**** Records provided

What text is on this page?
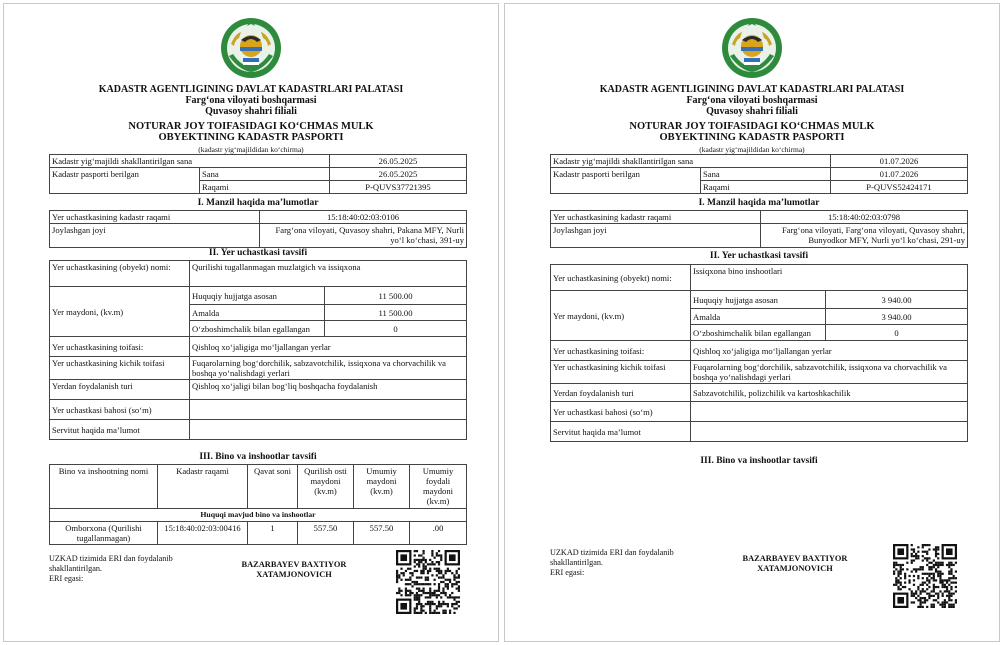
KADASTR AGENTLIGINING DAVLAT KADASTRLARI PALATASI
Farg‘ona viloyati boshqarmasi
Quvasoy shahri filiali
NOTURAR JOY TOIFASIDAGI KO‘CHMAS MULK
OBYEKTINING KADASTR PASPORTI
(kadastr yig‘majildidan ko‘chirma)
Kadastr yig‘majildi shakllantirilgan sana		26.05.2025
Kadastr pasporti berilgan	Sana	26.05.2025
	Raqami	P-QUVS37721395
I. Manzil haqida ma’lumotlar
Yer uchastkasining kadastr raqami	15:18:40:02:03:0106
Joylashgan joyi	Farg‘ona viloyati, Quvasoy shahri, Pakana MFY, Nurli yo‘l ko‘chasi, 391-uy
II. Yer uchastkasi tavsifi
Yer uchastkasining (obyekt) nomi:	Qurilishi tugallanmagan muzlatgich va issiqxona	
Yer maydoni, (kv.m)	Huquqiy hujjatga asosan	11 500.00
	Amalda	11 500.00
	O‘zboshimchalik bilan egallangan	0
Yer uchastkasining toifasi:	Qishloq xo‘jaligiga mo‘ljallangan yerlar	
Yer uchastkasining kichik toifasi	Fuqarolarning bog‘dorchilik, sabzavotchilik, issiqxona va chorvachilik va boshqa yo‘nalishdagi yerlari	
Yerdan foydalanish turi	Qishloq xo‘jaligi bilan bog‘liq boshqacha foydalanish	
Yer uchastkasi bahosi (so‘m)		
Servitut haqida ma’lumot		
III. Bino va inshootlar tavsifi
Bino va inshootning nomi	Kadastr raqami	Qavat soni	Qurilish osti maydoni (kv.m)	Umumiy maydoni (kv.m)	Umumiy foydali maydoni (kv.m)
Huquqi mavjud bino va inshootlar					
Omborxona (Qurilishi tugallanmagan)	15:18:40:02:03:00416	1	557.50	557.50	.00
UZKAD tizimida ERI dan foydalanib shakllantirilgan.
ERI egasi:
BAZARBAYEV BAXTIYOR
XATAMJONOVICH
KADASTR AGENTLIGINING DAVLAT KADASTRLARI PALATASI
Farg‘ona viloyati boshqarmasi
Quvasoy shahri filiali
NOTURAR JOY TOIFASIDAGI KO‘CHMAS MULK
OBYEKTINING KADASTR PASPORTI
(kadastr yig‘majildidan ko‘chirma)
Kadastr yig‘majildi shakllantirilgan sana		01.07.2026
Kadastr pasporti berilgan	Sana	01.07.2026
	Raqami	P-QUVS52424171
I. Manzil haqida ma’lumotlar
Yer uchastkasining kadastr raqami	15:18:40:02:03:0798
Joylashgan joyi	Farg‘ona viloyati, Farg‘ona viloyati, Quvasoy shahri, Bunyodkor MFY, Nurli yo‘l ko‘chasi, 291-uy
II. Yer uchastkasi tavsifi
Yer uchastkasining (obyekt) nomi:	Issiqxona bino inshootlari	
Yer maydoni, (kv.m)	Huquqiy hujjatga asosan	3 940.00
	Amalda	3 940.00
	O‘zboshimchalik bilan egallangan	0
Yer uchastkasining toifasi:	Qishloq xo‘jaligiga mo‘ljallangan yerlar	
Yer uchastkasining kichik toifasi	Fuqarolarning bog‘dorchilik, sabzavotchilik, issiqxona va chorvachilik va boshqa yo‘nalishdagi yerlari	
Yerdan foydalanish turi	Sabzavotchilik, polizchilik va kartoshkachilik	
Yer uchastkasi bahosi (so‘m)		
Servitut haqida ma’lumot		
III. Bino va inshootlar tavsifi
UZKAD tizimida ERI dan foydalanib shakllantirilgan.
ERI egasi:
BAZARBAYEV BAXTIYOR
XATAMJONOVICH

********

Looking at the data above, show all lines where the word "hujjatga" occurs.

Yer maydoni, (kv.m)	Huquqiy hujjatga asosan	11 500.00
Yer maydoni, (kv.m)	Huquqiy hujjatga asosan	3 940.00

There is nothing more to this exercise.